## Data to process
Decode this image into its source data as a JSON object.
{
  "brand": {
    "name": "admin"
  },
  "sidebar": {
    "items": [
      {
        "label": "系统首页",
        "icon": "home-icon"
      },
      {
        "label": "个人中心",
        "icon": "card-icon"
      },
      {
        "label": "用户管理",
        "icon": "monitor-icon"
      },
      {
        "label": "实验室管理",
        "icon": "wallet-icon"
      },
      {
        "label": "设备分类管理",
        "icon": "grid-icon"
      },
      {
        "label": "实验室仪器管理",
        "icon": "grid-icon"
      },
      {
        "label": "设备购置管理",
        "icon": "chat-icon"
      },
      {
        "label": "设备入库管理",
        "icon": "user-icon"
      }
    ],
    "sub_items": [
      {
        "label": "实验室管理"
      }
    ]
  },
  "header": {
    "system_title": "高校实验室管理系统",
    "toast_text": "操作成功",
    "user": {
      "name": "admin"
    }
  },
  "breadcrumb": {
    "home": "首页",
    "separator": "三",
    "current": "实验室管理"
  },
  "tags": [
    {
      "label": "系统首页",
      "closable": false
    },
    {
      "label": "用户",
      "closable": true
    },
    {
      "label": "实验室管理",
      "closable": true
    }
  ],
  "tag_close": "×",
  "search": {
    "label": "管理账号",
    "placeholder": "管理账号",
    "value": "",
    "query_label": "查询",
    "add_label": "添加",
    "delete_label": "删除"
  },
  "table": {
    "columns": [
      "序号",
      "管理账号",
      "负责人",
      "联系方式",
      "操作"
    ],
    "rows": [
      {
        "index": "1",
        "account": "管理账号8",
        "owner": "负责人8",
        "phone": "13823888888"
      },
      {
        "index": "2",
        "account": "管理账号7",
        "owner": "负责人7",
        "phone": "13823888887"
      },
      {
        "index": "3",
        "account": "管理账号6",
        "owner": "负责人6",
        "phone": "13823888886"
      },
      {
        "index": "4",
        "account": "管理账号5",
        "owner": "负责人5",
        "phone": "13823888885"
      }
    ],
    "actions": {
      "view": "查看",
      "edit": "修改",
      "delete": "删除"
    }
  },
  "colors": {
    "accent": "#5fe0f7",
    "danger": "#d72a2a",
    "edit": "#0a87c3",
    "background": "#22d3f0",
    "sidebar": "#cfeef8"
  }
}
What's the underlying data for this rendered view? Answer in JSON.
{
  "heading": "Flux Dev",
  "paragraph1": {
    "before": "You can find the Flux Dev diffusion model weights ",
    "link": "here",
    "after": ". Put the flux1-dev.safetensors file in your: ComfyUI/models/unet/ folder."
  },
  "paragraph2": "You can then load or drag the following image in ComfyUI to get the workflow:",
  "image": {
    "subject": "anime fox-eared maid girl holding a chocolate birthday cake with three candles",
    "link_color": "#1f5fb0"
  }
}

## Description of the task
Search the records for the word "icon" and copy every line where it occurs.

## Task result
        "icon": "home-icon"
        "icon": "card-icon"
        "icon": "monitor-icon"
        "icon": "wallet-icon"
        "icon": "grid-icon"
        "icon": "grid-icon"
        "icon": "chat-icon"
        "icon": "user-icon"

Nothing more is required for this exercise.